───── Rows

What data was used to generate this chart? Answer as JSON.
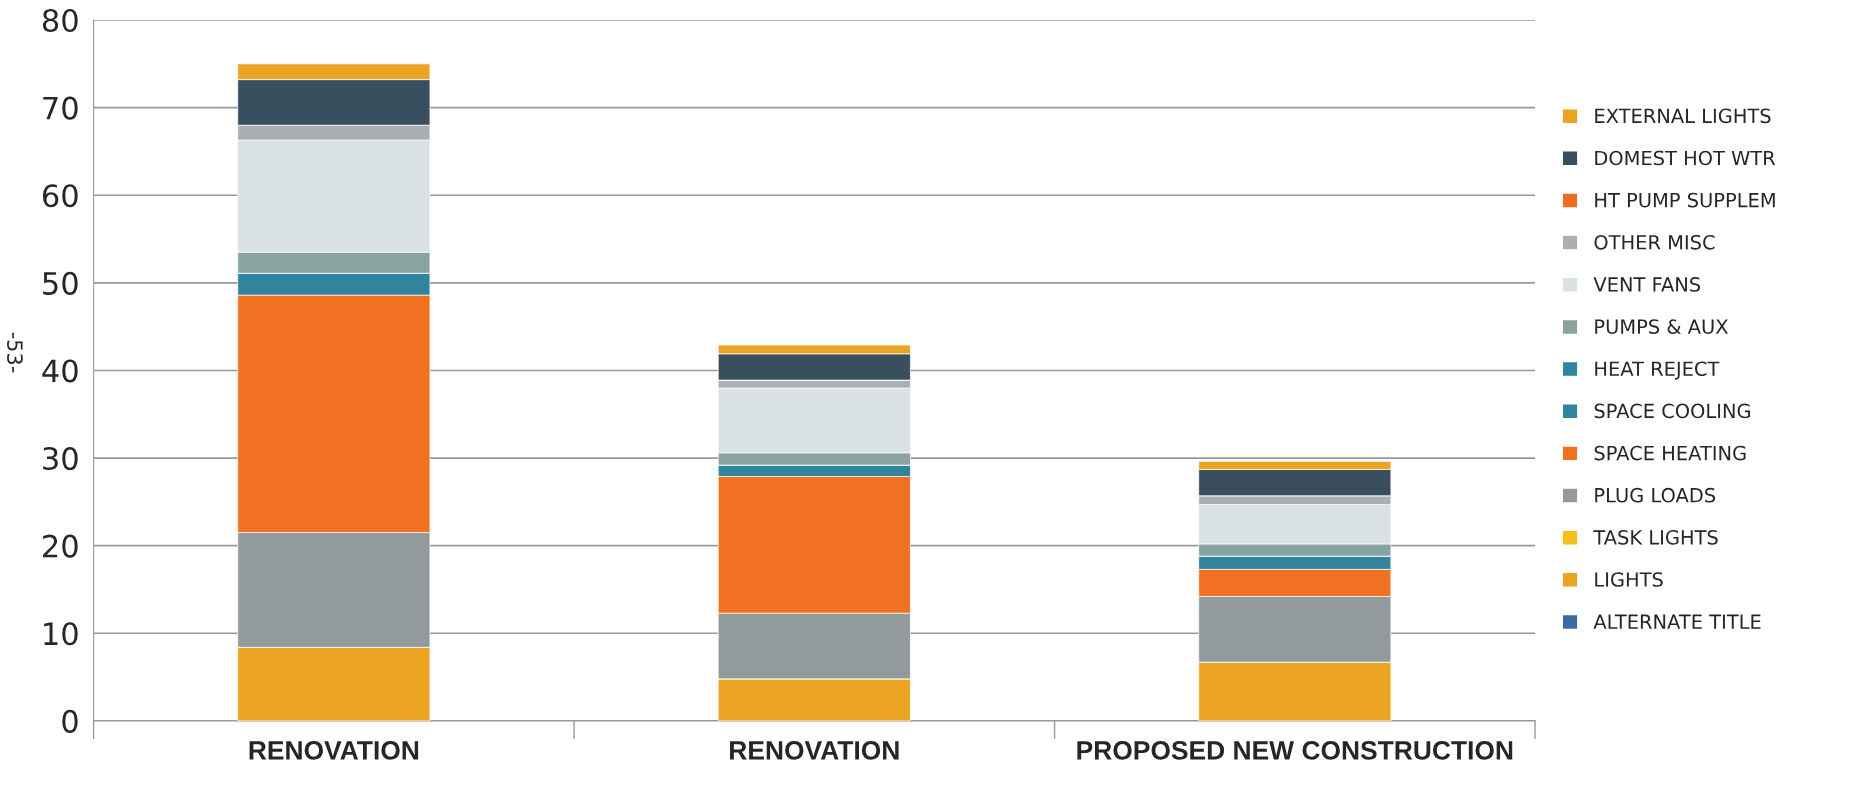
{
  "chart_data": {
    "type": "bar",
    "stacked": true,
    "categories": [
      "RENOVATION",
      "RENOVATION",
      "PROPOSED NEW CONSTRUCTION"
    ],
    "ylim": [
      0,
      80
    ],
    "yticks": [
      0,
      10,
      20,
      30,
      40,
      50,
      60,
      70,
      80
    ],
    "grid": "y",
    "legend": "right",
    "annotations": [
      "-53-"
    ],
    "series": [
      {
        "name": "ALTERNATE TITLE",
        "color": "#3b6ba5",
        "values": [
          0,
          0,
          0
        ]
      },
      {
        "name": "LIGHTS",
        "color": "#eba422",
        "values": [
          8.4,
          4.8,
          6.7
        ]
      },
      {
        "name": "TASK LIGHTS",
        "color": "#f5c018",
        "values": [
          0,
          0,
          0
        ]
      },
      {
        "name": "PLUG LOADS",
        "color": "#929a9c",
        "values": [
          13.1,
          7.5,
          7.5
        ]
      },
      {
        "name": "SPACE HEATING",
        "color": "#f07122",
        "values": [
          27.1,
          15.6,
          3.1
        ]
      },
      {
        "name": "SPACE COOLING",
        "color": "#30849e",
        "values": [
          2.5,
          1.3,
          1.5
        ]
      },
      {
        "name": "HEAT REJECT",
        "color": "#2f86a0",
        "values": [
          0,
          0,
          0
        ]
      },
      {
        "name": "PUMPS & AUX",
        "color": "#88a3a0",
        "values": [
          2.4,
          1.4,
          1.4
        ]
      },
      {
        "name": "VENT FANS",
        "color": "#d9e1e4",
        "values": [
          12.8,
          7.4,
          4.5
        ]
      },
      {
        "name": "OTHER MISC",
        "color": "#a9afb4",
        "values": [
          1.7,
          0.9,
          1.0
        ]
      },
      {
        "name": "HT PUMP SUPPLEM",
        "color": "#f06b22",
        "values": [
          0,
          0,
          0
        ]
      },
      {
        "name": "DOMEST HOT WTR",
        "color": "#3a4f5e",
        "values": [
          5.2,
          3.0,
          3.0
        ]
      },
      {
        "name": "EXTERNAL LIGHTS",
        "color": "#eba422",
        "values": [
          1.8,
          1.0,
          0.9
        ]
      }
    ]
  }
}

──────────

[Your task]: Skip the pictures, then retype every line above exactly.

[The result]:
What data was used to generate this chart? Answer as JSON.
{
  "chart_data": {
    "type": "bar",
    "stacked": true,
    "categories": [
      "RENOVATION",
      "RENOVATION",
      "PROPOSED NEW CONSTRUCTION"
    ],
    "ylim": [
      0,
      80
    ],
    "yticks": [
      0,
      10,
      20,
      30,
      40,
      50,
      60,
      70,
      80
    ],
    "grid": "y",
    "legend": "right",
    "annotations": [
      "-53-"
    ],
    "series": [
      {
        "name": "ALTERNATE TITLE",
        "color": "#3b6ba5",
        "values": [
          0,
          0,
          0
        ]
      },
      {
        "name": "LIGHTS",
        "color": "#eba422",
        "values": [
          8.4,
          4.8,
          6.7
        ]
      },
      {
        "name": "TASK LIGHTS",
        "color": "#f5c018",
        "values": [
          0,
          0,
          0
        ]
      },
      {
        "name": "PLUG LOADS",
        "color": "#929a9c",
        "values": [
          13.1,
          7.5,
          7.5
        ]
      },
      {
        "name": "SPACE HEATING",
        "color": "#f07122",
        "values": [
          27.1,
          15.6,
          3.1
        ]
      },
      {
        "name": "SPACE COOLING",
        "color": "#30849e",
        "values": [
          2.5,
          1.3,
          1.5
        ]
      },
      {
        "name": "HEAT REJECT",
        "color": "#2f86a0",
        "values": [
          0,
          0,
          0
        ]
      },
      {
        "name": "PUMPS & AUX",
        "color": "#88a3a0",
        "values": [
          2.4,
          1.4,
          1.4
        ]
      },
      {
        "name": "VENT FANS",
        "color": "#d9e1e4",
        "values": [
          12.8,
          7.4,
          4.5
        ]
      },
      {
        "name": "OTHER MISC",
        "color": "#a9afb4",
        "values": [
          1.7,
          0.9,
          1.0
        ]
      },
      {
        "name": "HT PUMP SUPPLEM",
        "color": "#f06b22",
        "values": [
          0,
          0,
          0
        ]
      },
      {
        "name": "DOMEST HOT WTR",
        "color": "#3a4f5e",
        "values": [
          5.2,
          3.0,
          3.0
        ]
      },
      {
        "name": "EXTERNAL LIGHTS",
        "color": "#eba422",
        "values": [
          1.8,
          1.0,
          0.9
        ]
      }
    ]
  }
}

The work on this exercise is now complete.